STATED TASK: Every record below should be transcribed exactly. Omit the images.

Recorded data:
_ _ _
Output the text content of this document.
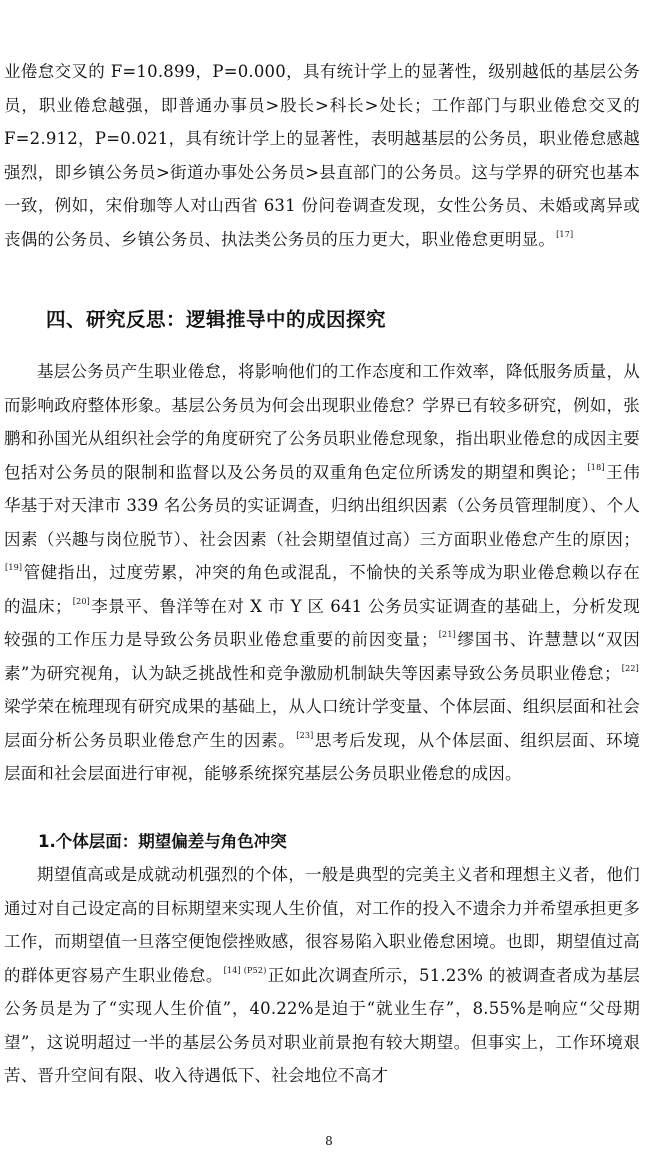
业倦怠交叉的 F=10.899，P=0.000，具有统计学上的显著性，级别越低的基层公务员，职业倦怠越强，即普通办事员>股长>科长>处长；工作部门与职业倦怠交叉的 F=2.912，P=0.021，具有统计学上的显著性，表明越基层的公务员，职业倦怠感越强烈，即乡镇公务员>街道办事处公务员>县直部门的公务员。这与学界的研究也基本一致，例如，宋佾珈等人对山西省 631 份问卷调查发现，女性公务员、未婚或离异或丧偶的公务员、乡镇公务员、执法类公务员的压力更大，职业倦怠更明显。[17]

四、研究反思：逻辑推导中的成因探究

基层公务员产生职业倦怠，将影响他们的工作态度和工作效率，降低服务质量，从而影响政府整体形象。基层公务员为何会出现职业倦怠？学界已有较多研究，例如，张鹏和孙国光从组织社会学的角度研究了公务员职业倦怠现象，指出职业倦怠的成因主要包括对公务员的限制和监督以及公务员的双重角色定位所诱发的期望和舆论；[18]王伟华基于对天津市 339 名公务员的实证调查，归纳出组织因素（公务员管理制度）、个人因素（兴趣与岗位脱节）、社会因素（社会期望值过高）三方面职业倦怠产生的原因；[19]管健指出，过度劳累，冲突的角色或混乱，不愉快的关系等成为职业倦怠赖以存在的温床；[20]李景平、鲁洋等在对 X 市 Y 区 641 公务员实证调查的基础上，分析发现较强的工作压力是导致公务员职业倦怠重要的前因变量；[21]缪国书、许慧慧以“双因素”为研究视角，认为缺乏挑战性和竞争激励机制缺失等因素导致公务员职业倦怠；[22]梁学荣在梳理现有研究成果的基础上，从人口统计学变量、个体层面、组织层面和社会层面分析公务员职业倦怠产生的因素。[23]思考后发现，从个体层面、组织层面、环境层面和社会层面进行审视，能够系统探究基层公务员职业倦怠的成因。

1.个体层面：期望偏差与角色冲突

期望值高或是成就动机强烈的个体，一般是典型的完美主义者和理想主义者，他们通过对自己设定高的目标期望来实现人生价值，对工作的投入不遗余力并希望承担更多工作，而期望值一旦落空便饱偿挫败感，很容易陷入职业倦怠困境。也即，期望值过高的群体更容易产生职业倦怠。$^{[14] (P52)}$正如此次调查所示，51.23% 的被调查者成为基层公务员是为了“实现人生价值”，40.22%是迫于“就业生存”，8.55%是响应“父母期望”，这说明超过一半的基层公务员对职业前景抱有较大期望。但事实上，工作环境艰苦、晋升空间有限、收入待遇低下、社会地位不高才

8
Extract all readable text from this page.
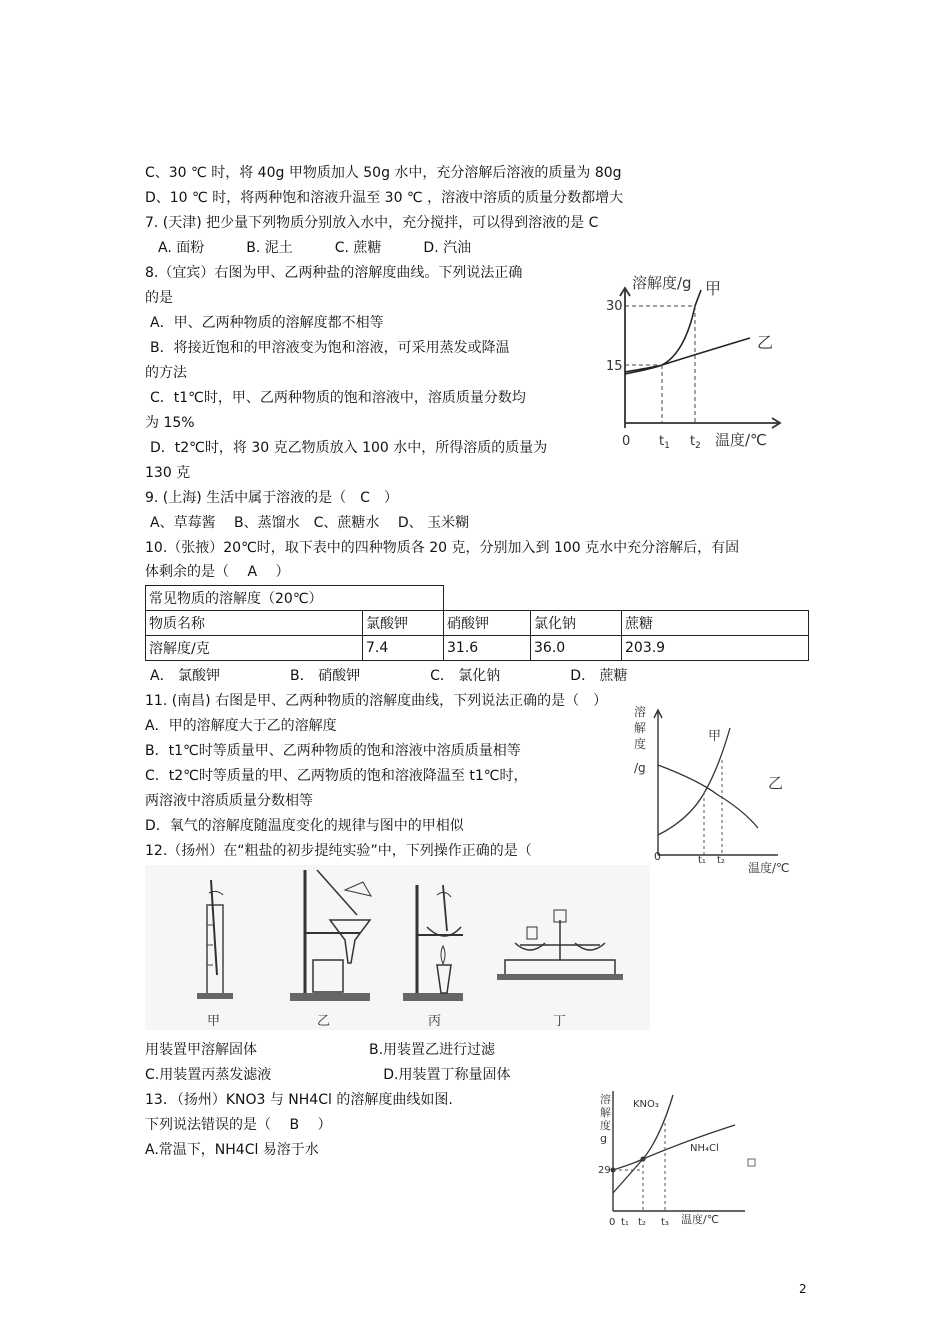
C、30 ℃ 时，将 40g 甲物质加人 50g 水中，充分溶解后溶液的质量为 80g
D、10 ℃ 时，将两种饱和溶液升温至 30 ℃ ，溶液中溶质的质量分数都增大
7. (天津) 把少量下列物质分别放入水中，充分搅拌，可以得到溶液的是 C
A. 面粉　　　B. 泥土　　　C. 蔗糖　　　D. 汽油
8.（宜宾）右图为甲、乙两种盐的溶解度曲线。下列说法正确
的是
A．甲、乙两种物质的溶解度都不相等
B．将接近饱和的甲溶液变为饱和溶液，可采用蒸发或降温
的方法
C．t1℃时，甲、乙两种物质的饱和溶液中，溶质质量分数均
为 15%
D．t2℃时，将 30 克乙物质放入 100 水中，所得溶质的质量为
130 克
9. (上海) 生活中属于溶液的是（　C　）
A、草莓酱　 B、蒸馏水　C、蔗糖水　 D、 玉米糊
10.（张掖）20℃时，取下表中的四种物质各 20 克，分别加入到 100 克水中充分溶解后，有固
体剩余的是（　 A　 ）
常见物质的溶解度（20℃）				
物质名称	氯酸钾	硝酸钾	氯化钠	蔗糖
溶解度/克	7.4	31.6	36.0	203.9
A． 氯酸钾　　　　　B． 硝酸钾　　　　　C． 氯化钠　　　　　D． 蔗糖
11. (南昌) 右图是甲、乙两种物质的溶解度曲线，下列说法正确的是（　）
A．甲的溶解度大于乙的溶解度
B．t1℃时等质量甲、乙两种物质的饱和溶液中溶质质量相等
C．t2℃时等质量的甲、乙两物质的饱和溶液降温至 t1℃时，
两溶液中溶质质量分数相等
D．氧气的溶解度随温度变化的规律与图中的甲相似
12.（扬州）在“粗盐的初步提纯实验”中，下列操作正确的是（
用装置甲溶解固体　　　　　　　　B.用装置乙进行过滤
C.用装置丙蒸发滤液　　　　　　　　D.用装置丁称量固体
13．（扬州）KNO3 与 NH4Cl 的溶解度曲线如图.
下列说法错误的是（　 B　 ）
A.常温下，NH4Cl 易溶于水
溶解度/g 甲
乙
30
15
0 $t_1$ $t_2$ 温度/℃
溶
解
度
/g
0
甲
乙
t₁ t₂
温度/℃
甲	乙	丙	丁
溶
解
度
g
KNO₃
NH₄Cl
29
0 t₁ t₂ t₃ 温度/℃
2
_ _ _
FINISHED EXERCISE:
Output the text content of this document.
业倦怠交叉的 F=10.899，P=0.000，具有统计学上的显著性，级别越低的基层公务员，职业倦怠越强，即普通办事员>股长>科长>处长；工作部门与职业倦怠交叉的 F=2.912，P=0.021，具有统计学上的显著性，表明越基层的公务员，职业倦怠感越强烈，即乡镇公务员>街道办事处公务员>县直部门的公务员。这与学界的研究也基本一致，例如，宋佾珈等人对山西省 631 份问卷调查发现，女性公务员、未婚或离异或丧偶的公务员、乡镇公务员、执法类公务员的压力更大，职业倦怠更明显。[17]

四、研究反思：逻辑推导中的成因探究

基层公务员产生职业倦怠，将影响他们的工作态度和工作效率，降低服务质量，从而影响政府整体形象。基层公务员为何会出现职业倦怠？学界已有较多研究，例如，张鹏和孙国光从组织社会学的角度研究了公务员职业倦怠现象，指出职业倦怠的成因主要包括对公务员的限制和监督以及公务员的双重角色定位所诱发的期望和舆论；[18]王伟华基于对天津市 339 名公务员的实证调查，归纳出组织因素（公务员管理制度）、个人因素（兴趣与岗位脱节）、社会因素（社会期望值过高）三方面职业倦怠产生的原因；[19]管健指出，过度劳累，冲突的角色或混乱，不愉快的关系等成为职业倦怠赖以存在的温床；[20]李景平、鲁洋等在对 X 市 Y 区 641 公务员实证调查的基础上，分析发现较强的工作压力是导致公务员职业倦怠重要的前因变量；[21]缪国书、许慧慧以“双因素”为研究视角，认为缺乏挑战性和竞争激励机制缺失等因素导致公务员职业倦怠；[22]梁学荣在梳理现有研究成果的基础上，从人口统计学变量、个体层面、组织层面和社会层面分析公务员职业倦怠产生的因素。[23]思考后发现，从个体层面、组织层面、环境层面和社会层面进行审视，能够系统探究基层公务员职业倦怠的成因。

1.个体层面：期望偏差与角色冲突

期望值高或是成就动机强烈的个体，一般是典型的完美主义者和理想主义者，他们通过对自己设定高的目标期望来实现人生价值，对工作的投入不遗余力并希望承担更多工作，而期望值一旦落空便饱偿挫败感，很容易陷入职业倦怠困境。也即，期望值过高的群体更容易产生职业倦怠。$^{[14] (P52)}$正如此次调查所示，51.23% 的被调查者成为基层公务员是为了“实现人生价值”，40.22%是迫于“就业生存”，8.55%是响应“父母期望”，这说明超过一半的基层公务员对职业前景抱有较大期望。但事实上，工作环境艰苦、晋升空间有限、收入待遇低下、社会地位不高才

8
Extract all readable text from this page.
C、30 ℃ 时，将 40g 甲物质加人 50g 水中，充分溶解后溶液的质量为 80g
D、10 ℃ 时，将两种饱和溶液升温至 30 ℃ ，溶液中溶质的质量分数都增大
7. (天津) 把少量下列物质分别放入水中，充分搅拌，可以得到溶液的是 C
A. 面粉　　　B. 泥土　　　C. 蔗糖　　　D. 汽油
8.（宜宾）右图为甲、乙两种盐的溶解度曲线。下列说法正确
的是
A．甲、乙两种物质的溶解度都不相等
B．将接近饱和的甲溶液变为饱和溶液，可采用蒸发或降温
的方法
C．t1℃时，甲、乙两种物质的饱和溶液中，溶质质量分数均
为 15%
D．t2℃时，将 30 克乙物质放入 100 水中，所得溶质的质量为
130 克
9. (上海) 生活中属于溶液的是（　C　）
A、草莓酱　 B、蒸馏水　C、蔗糖水　 D、 玉米糊
10.（张掖）20℃时，取下表中的四种物质各 20 克，分别加入到 100 克水中充分溶解后，有固
体剩余的是（　 A　 ）
常见物质的溶解度（20℃）				
物质名称	氯酸钾	硝酸钾	氯化钠	蔗糖
溶解度/克	7.4	31.6	36.0	203.9
A． 氯酸钾　　　　　B． 硝酸钾　　　　　C． 氯化钠　　　　　D． 蔗糖
11. (南昌) 右图是甲、乙两种物质的溶解度曲线，下列说法正确的是（　）
A．甲的溶解度大于乙的溶解度
B．t1℃时等质量甲、乙两种物质的饱和溶液中溶质质量相等
C．t2℃时等质量的甲、乙两物质的饱和溶液降温至 t1℃时，
两溶液中溶质质量分数相等
D．氧气的溶解度随温度变化的规律与图中的甲相似
12.（扬州）在“粗盐的初步提纯实验”中，下列操作正确的是（
用装置甲溶解固体　　　　　　　　B.用装置乙进行过滤
C.用装置丙蒸发滤液　　　　　　　　D.用装置丁称量固体
13．（扬州）KNO3 与 NH4Cl 的溶解度曲线如图.
下列说法错误的是（　 B　 ）
A.常温下，NH4Cl 易溶于水
溶解度/g 甲
乙
30
15
0 $t_1$ $t_2$ 温度/℃
溶
解
度
/g
0
甲
乙
t₁ t₂
温度/℃
甲	乙	丙	丁
溶
解
度
g
KNO₃
NH₄Cl
29
0 t₁ t₂ t₃ 温度/℃
2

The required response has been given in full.